Task prompt — Write every record out again exactly as given.
····················
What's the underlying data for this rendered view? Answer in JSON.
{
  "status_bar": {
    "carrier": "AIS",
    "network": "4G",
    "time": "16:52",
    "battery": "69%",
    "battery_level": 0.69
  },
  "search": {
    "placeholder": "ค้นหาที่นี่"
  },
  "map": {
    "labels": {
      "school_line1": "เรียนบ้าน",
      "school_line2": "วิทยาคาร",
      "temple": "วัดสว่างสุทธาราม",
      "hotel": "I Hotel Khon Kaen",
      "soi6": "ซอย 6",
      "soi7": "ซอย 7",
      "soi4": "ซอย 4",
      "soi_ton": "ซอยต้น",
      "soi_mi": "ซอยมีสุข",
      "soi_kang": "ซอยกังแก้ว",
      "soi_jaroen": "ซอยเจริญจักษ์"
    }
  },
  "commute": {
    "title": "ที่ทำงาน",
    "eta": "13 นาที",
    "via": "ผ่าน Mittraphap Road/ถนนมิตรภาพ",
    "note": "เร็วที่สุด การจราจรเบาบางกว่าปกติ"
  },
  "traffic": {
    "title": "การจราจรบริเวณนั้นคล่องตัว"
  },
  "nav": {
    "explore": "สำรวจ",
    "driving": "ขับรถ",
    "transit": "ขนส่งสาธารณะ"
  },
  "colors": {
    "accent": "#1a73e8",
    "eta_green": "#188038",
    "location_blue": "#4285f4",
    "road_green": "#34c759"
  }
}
····················
Reply —
What's the underlying data for this rendered view? Answer in JSON.
{
  "status_bar": {
    "carrier": "AIS",
    "network": "4G",
    "time": "16:52",
    "battery": "69%",
    "battery_level": 0.69
  },
  "search": {
    "placeholder": "ค้นหาที่นี่"
  },
  "map": {
    "labels": {
      "school_line1": "เรียนบ้าน",
      "school_line2": "วิทยาคาร",
      "temple": "วัดสว่างสุทธาราม",
      "hotel": "I Hotel Khon Kaen",
      "soi6": "ซอย 6",
      "soi7": "ซอย 7",
      "soi4": "ซอย 4",
      "soi_ton": "ซอยต้น",
      "soi_mi": "ซอยมีสุข",
      "soi_kang": "ซอยกังแก้ว",
      "soi_jaroen": "ซอยเจริญจักษ์"
    }
  },
  "commute": {
    "title": "ที่ทำงาน",
    "eta": "13 นาที",
    "via": "ผ่าน Mittraphap Road/ถนนมิตรภาพ",
    "note": "เร็วที่สุด การจราจรเบาบางกว่าปกติ"
  },
  "traffic": {
    "title": "การจราจรบริเวณนั้นคล่องตัว"
  },
  "nav": {
    "explore": "สำรวจ",
    "driving": "ขับรถ",
    "transit": "ขนส่งสาธารณะ"
  },
  "colors": {
    "accent": "#1a73e8",
    "eta_green": "#188038",
    "location_blue": "#4285f4",
    "road_green": "#34c759"
  }
}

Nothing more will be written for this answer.